→ **Given instruction**:
In the material below, identify each line bearing the word "this". Reproduce those lines.

→ **Information provided**:
----------

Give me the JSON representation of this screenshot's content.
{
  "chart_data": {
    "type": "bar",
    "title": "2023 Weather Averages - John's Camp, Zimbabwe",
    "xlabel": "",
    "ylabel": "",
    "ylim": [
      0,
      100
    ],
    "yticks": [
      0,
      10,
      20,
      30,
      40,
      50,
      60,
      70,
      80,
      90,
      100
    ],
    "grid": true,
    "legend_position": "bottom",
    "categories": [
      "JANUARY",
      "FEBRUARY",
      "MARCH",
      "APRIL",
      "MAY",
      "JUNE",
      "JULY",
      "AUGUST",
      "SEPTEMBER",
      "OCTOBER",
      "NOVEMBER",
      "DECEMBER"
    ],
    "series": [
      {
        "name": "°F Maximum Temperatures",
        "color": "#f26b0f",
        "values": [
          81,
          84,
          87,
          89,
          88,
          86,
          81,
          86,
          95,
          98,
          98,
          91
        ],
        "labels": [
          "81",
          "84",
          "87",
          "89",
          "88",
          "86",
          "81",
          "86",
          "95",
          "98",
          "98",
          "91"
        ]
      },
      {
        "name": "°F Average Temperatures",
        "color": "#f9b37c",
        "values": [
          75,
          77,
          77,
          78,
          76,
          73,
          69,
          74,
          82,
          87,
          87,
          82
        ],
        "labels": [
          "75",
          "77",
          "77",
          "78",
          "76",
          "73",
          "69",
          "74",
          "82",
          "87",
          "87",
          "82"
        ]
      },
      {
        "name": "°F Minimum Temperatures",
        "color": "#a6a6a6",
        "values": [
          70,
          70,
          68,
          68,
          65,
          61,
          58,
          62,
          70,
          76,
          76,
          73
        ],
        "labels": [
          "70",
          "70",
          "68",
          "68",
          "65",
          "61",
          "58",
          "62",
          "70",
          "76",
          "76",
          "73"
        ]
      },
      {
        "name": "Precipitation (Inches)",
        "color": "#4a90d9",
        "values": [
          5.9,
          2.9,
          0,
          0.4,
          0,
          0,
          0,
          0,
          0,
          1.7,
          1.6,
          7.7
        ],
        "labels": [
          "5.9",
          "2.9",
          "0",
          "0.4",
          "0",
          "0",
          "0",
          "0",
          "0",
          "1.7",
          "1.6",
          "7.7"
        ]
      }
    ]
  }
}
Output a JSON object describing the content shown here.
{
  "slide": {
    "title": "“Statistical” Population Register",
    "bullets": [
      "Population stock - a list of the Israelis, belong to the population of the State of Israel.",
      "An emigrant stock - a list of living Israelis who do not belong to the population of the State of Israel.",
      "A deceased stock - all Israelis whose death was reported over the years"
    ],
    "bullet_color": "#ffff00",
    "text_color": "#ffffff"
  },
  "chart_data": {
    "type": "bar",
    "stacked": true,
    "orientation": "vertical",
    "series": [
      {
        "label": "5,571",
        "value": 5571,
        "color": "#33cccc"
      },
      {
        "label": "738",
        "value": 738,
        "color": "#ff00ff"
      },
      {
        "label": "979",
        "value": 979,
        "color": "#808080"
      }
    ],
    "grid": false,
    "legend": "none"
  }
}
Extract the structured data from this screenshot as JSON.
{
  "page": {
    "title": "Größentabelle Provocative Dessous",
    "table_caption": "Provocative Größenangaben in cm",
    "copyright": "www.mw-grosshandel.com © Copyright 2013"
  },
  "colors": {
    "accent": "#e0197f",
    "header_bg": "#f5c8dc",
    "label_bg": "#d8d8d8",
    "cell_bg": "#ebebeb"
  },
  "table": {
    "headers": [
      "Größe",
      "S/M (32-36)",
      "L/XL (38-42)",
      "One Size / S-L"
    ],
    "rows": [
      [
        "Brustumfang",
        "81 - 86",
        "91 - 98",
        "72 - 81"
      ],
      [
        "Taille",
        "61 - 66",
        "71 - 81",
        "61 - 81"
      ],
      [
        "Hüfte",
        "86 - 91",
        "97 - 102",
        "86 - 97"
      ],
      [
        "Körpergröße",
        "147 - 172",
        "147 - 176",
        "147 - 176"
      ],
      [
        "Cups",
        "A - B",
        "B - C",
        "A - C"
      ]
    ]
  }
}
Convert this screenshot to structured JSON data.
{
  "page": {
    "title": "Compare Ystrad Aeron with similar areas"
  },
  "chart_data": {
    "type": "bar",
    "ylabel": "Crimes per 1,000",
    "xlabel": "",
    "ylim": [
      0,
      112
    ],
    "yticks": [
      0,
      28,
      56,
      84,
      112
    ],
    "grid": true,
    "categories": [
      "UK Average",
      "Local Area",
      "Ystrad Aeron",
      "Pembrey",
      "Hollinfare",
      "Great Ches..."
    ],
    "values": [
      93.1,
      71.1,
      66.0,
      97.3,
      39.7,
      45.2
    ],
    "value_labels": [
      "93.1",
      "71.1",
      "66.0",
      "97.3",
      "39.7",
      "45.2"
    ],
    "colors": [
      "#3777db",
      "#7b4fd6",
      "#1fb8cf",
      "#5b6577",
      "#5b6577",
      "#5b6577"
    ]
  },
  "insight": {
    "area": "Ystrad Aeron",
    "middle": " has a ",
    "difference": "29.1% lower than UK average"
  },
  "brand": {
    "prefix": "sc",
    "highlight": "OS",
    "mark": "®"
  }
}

----------

→ **Exercise output**:
Give me the JSON representation of this screenshot's content.
Extract the structured data from this screenshot as JSON.
Convert this screenshot to structured JSON data.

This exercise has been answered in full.